◆ **Your goal**
Find how many lines of the listing below include the word "grid", then report the number by itself.

[Records from a dataset]
========
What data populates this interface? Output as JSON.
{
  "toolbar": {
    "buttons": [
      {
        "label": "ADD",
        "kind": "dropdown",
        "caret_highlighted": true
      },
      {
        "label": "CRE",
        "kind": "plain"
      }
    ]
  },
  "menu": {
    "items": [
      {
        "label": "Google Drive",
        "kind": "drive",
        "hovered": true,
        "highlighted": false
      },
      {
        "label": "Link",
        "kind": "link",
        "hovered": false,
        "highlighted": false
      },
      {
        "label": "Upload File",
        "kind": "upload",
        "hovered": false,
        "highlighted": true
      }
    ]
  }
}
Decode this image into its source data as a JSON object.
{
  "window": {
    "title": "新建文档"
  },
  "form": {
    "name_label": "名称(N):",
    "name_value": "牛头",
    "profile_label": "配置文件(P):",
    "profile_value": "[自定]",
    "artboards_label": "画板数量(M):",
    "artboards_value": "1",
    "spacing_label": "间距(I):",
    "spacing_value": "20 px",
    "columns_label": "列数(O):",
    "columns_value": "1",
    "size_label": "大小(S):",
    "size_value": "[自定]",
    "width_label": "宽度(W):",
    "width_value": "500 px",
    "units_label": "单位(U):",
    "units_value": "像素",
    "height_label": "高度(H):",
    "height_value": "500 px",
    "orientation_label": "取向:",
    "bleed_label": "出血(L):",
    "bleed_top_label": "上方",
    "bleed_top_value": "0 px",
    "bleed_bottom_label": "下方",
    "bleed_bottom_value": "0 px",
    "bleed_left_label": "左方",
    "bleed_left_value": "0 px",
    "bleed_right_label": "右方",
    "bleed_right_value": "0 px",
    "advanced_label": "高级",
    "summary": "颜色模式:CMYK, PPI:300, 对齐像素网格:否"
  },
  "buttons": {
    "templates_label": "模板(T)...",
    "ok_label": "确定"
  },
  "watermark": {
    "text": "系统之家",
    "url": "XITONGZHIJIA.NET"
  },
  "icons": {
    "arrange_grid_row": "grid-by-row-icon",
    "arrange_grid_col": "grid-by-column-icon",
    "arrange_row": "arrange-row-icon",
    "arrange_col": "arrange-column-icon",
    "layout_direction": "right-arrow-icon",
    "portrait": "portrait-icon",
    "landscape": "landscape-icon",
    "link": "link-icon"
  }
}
========
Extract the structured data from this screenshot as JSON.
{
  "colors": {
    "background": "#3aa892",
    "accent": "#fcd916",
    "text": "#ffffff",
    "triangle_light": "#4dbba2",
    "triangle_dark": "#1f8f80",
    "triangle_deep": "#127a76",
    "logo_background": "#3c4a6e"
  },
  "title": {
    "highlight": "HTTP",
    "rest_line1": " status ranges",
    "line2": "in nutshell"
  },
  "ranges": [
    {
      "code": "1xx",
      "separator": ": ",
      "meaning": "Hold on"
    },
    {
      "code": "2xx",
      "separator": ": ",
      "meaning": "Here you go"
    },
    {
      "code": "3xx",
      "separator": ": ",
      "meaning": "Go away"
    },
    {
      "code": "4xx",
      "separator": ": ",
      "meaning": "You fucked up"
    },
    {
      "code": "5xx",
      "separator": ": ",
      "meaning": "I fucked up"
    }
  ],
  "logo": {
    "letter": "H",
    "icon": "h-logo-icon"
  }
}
========
◆ **Written response**
2